> **SUPPLIED RECORDS**
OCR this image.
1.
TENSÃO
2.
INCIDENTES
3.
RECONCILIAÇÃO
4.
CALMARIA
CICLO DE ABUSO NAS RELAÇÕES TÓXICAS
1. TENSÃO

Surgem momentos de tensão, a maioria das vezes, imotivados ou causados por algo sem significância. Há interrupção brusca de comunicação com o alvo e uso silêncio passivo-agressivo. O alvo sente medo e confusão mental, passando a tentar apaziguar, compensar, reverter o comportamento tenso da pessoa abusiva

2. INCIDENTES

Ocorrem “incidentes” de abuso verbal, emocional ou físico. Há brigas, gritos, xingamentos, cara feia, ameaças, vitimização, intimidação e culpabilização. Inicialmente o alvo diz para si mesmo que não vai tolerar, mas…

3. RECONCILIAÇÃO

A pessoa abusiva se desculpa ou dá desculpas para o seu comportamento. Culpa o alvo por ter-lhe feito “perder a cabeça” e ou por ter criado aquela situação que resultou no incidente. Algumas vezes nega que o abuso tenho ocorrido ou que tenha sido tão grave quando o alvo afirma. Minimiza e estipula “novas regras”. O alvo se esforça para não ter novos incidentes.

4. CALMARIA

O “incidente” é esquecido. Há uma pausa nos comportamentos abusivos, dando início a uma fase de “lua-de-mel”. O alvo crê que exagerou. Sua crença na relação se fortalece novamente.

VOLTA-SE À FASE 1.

> **TO BE DONE**
Give the entries again in full, exactly as they are written.

> **FULL SOLUTION**
OCR this image.
1.
TENSÃO
2.
INCIDENTES
3.
RECONCILIAÇÃO
4.
CALMARIA
CICLO DE ABUSO NAS RELAÇÕES TÓXICAS
1. TENSÃO

Surgem momentos de tensão, a maioria das vezes, imotivados ou causados por algo sem significância. Há interrupção brusca de comunicação com o alvo e uso silêncio passivo-agressivo. O alvo sente medo e confusão mental, passando a tentar apaziguar, compensar, reverter o comportamento tenso da pessoa abusiva

2. INCIDENTES

Ocorrem “incidentes” de abuso verbal, emocional ou físico. Há brigas, gritos, xingamentos, cara feia, ameaças, vitimização, intimidação e culpabilização. Inicialmente o alvo diz para si mesmo que não vai tolerar, mas…

3. RECONCILIAÇÃO

A pessoa abusiva se desculpa ou dá desculpas para o seu comportamento. Culpa o alvo por ter-lhe feito “perder a cabeça” e ou por ter criado aquela situação que resultou no incidente. Algumas vezes nega que o abuso tenho ocorrido ou que tenha sido tão grave quando o alvo afirma. Minimiza e estipula “novas regras”. O alvo se esforça para não ter novos incidentes.

4. CALMARIA

O “incidente” é esquecido. Há uma pausa nos comportamentos abusivos, dando início a uma fase de “lua-de-mel”. O alvo crê que exagerou. Sua crença na relação se fortalece novamente.

VOLTA-SE À FASE 1.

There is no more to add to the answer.